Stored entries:
******

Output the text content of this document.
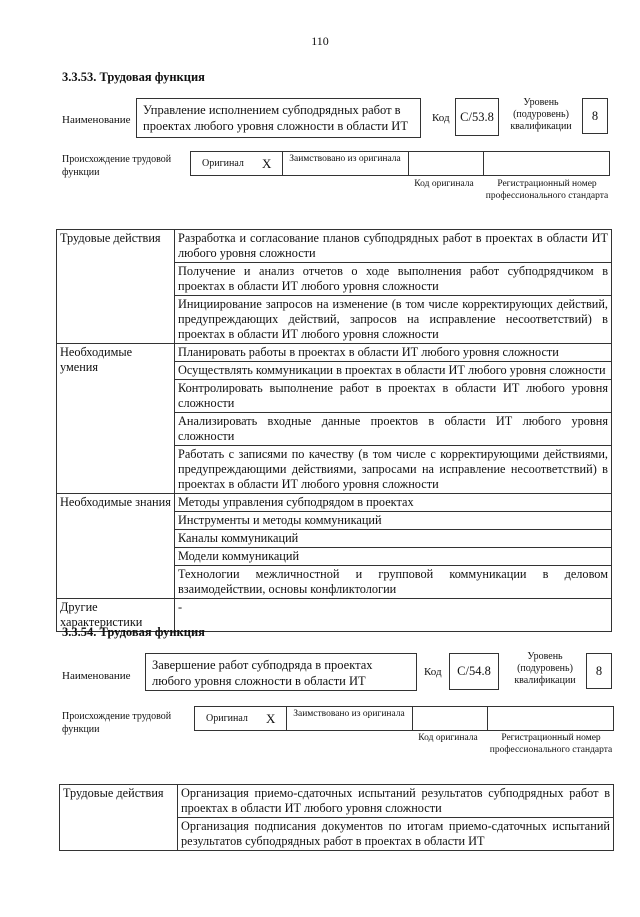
110
3.3.53. Трудовая функция
Наименование
Управление исполнением субподрядных работ в проектах любого уровня сложности в области ИТ
Код C/53.8
Уровень (подуровень) квалификации
8
Происхождение трудовой функции
Оригинал X	Заимствовано из оригинала
Код оригинала	Регистрационный номер профессионального стандарта
Трудовые действия	Разработка и согласование планов субподрядных работ в проектах в области ИТ любого уровня сложности
	Получение и анализ отчетов о ходе выполнения работ субподрядчиком в проектах в области ИТ любого уровня сложности
	Инициирование запросов на изменение (в том числе корректирующих действий, предупреждающих действий, запросов на исправление несоответствий) в проектах в области ИТ любого уровня сложности
Необходимые умения	Планировать работы в проектах в области ИТ любого уровня сложности
	Осуществлять коммуникации в проектах в области ИТ любого уровня сложности
	Контролировать выполнение работ в проектах в области ИТ любого уровня сложности
	Анализировать входные данные проектов в области ИТ любого уровня сложности
	Работать с записями по качеству (в том числе с корректирующими действиями, предупреждающими действиями, запросами на исправление несоответствий) в проектах в области ИТ любого уровня сложности
Необходимые знания	Методы управления субподрядом в проектах
	Инструменты и методы коммуникаций
	Каналы коммуникаций
	Модели коммуникаций
	Технологии межличностной и групповой коммуникации в деловом взаимодействии, основы конфликтологии
Другие характеристики	-
3.3.54. Трудовая функция
Наименование
Завершение работ субподряда в проектах любого уровня сложности в области ИТ
Код	C/54.8
Уровень (подуровень) квалификации
8
Происхождение трудовой функции
Оригинал X	Заимствовано из оригинала
Код оригинала	Регистрационный номер профессионального стандарта
Трудовые действия	Организация приемо-сдаточных испытаний результатов субподрядных работ в проектах в области ИТ любого уровня сложности
Организация подписания документов по итогам приемо-сдаточных испытаний результатов субподрядных работ в проектах в области ИТ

******

**TASK GOAL:** Write out the records above exactly as they stand, leaving out every picture.

**EXERCISE ANSWER:**
Output the text content of this document.
110
3.3.53. Трудовая функция
Наименование
Управление исполнением субподрядных работ в проектах любого уровня сложности в области ИТ
Код C/53.8
Уровень (подуровень) квалификации
8
Происхождение трудовой функции
Оригинал X	Заимствовано из оригинала
Код оригинала	Регистрационный номер профессионального стандарта
Трудовые действия	Разработка и согласование планов субподрядных работ в проектах в области ИТ любого уровня сложности
	Получение и анализ отчетов о ходе выполнения работ субподрядчиком в проектах в области ИТ любого уровня сложности
	Инициирование запросов на изменение (в том числе корректирующих действий, предупреждающих действий, запросов на исправление несоответствий) в проектах в области ИТ любого уровня сложности
Необходимые умения	Планировать работы в проектах в области ИТ любого уровня сложности
	Осуществлять коммуникации в проектах в области ИТ любого уровня сложности
	Контролировать выполнение работ в проектах в области ИТ любого уровня сложности
	Анализировать входные данные проектов в области ИТ любого уровня сложности
	Работать с записями по качеству (в том числе с корректирующими действиями, предупреждающими действиями, запросами на исправление несоответствий) в проектах в области ИТ любого уровня сложности
Необходимые знания	Методы управления субподрядом в проектах
	Инструменты и методы коммуникаций
	Каналы коммуникаций
	Модели коммуникаций
	Технологии межличностной и групповой коммуникации в деловом взаимодействии, основы конфликтологии
Другие характеристики	-
3.3.54. Трудовая функция
Наименование
Завершение работ субподряда в проектах любого уровня сложности в области ИТ
Код	C/54.8
Уровень (подуровень) квалификации
8
Происхождение трудовой функции
Оригинал X	Заимствовано из оригинала
Код оригинала	Регистрационный номер профессионального стандарта
Трудовые действия	Организация приемо-сдаточных испытаний результатов субподрядных работ в проектах в области ИТ любого уровня сложности
Организация подписания документов по итогам приемо-сдаточных испытаний результатов субподрядных работ в проектах в области ИТ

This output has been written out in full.